(Stored data entries)
# # #
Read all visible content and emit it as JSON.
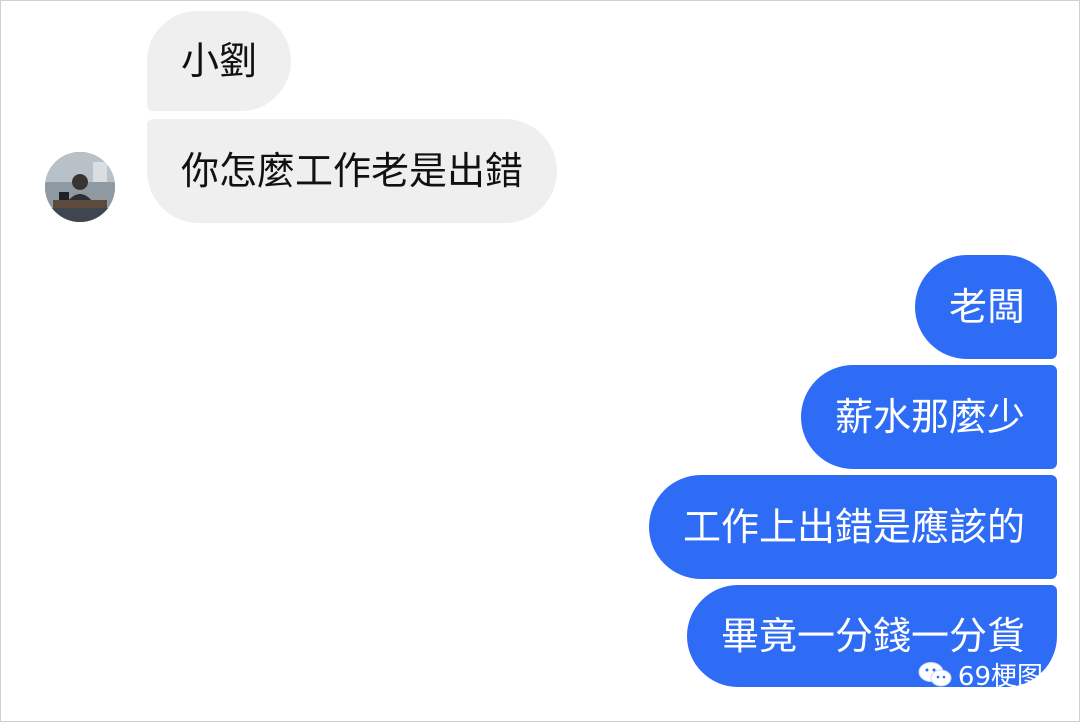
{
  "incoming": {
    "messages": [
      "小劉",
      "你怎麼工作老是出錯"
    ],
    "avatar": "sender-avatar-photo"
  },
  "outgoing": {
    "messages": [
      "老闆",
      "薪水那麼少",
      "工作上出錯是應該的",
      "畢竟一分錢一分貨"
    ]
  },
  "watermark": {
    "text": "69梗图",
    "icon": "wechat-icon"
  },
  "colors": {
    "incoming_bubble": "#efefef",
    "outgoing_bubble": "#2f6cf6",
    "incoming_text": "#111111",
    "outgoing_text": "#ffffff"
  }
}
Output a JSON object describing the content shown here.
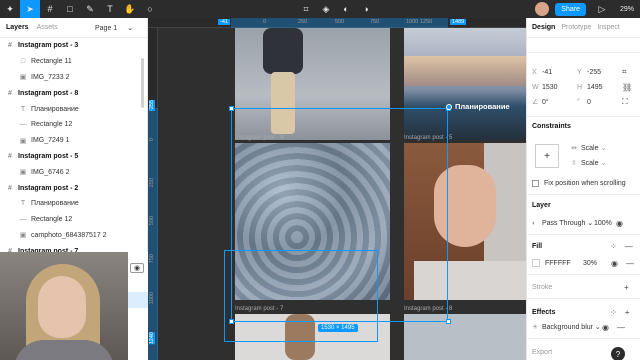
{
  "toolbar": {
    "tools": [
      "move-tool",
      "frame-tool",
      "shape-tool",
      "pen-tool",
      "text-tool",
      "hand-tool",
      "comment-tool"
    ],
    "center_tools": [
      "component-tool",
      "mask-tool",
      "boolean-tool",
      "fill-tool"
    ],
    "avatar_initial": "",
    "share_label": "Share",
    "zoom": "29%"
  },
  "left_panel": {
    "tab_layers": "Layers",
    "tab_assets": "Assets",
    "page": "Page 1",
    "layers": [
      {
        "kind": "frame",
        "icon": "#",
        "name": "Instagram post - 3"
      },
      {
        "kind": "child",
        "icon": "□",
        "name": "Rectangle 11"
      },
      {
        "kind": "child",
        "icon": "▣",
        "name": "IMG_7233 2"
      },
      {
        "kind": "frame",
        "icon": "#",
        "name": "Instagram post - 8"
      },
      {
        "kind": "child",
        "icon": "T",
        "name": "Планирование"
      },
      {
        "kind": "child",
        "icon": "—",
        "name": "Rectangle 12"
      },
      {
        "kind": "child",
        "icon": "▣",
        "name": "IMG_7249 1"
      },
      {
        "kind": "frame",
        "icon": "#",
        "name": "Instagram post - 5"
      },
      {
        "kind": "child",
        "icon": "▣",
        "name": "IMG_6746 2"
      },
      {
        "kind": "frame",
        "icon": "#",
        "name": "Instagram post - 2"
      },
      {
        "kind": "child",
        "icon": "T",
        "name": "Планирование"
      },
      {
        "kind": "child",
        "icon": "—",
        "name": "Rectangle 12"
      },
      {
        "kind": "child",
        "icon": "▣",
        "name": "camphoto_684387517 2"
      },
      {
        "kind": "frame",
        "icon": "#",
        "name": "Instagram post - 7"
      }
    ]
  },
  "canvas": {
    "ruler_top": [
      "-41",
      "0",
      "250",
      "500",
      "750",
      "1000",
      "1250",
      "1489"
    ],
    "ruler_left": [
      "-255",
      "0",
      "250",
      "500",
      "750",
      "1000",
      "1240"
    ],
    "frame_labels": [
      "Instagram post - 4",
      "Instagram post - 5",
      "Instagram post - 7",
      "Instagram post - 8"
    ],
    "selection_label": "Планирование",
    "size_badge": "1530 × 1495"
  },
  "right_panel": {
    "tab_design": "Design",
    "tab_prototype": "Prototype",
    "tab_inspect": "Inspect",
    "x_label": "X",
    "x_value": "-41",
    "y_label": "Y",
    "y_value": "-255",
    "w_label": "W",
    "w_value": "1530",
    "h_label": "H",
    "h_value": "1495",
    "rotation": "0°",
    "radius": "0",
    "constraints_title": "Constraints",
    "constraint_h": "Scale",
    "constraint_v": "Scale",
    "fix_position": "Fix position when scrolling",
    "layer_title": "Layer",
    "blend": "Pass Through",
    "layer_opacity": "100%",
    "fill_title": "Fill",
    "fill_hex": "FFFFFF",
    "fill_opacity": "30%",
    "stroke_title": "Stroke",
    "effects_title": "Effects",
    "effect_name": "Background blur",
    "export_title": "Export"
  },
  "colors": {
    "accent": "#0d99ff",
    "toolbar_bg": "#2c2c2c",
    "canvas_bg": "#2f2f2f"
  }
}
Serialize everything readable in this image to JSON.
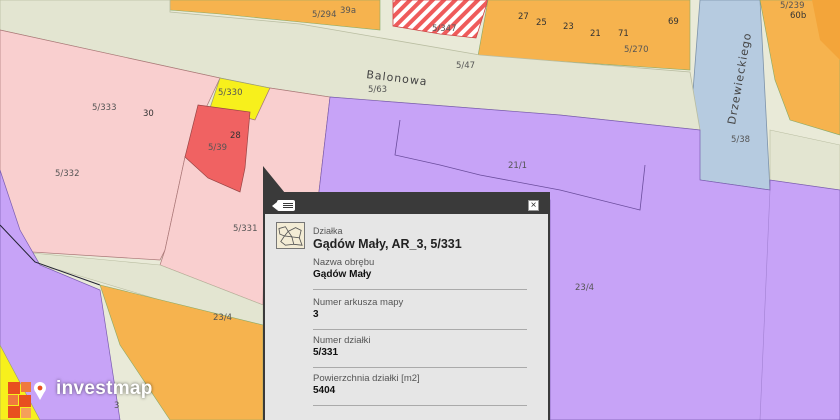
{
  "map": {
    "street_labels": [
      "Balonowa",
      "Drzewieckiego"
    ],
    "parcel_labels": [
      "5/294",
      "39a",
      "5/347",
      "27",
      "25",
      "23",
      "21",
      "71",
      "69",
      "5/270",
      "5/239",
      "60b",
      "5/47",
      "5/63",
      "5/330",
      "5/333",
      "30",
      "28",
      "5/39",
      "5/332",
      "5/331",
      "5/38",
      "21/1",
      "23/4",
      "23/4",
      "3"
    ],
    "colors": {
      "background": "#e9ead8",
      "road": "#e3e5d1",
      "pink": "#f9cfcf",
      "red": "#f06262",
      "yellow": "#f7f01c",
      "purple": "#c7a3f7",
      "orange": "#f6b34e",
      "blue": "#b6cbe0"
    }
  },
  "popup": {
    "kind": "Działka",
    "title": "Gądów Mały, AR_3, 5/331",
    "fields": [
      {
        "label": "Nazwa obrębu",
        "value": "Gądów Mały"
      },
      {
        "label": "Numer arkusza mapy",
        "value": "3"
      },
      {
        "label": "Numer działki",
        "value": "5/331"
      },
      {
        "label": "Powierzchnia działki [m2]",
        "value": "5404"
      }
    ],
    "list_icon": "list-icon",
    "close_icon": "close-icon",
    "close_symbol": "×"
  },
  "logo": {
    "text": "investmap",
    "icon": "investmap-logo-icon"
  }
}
# # #
**Short task:**
Take every line from the data above that holds "Numer" and copy it out.

**Response for this exercise:**
        "label": "Numer arkusza mapy",
        "label": "Numer działki",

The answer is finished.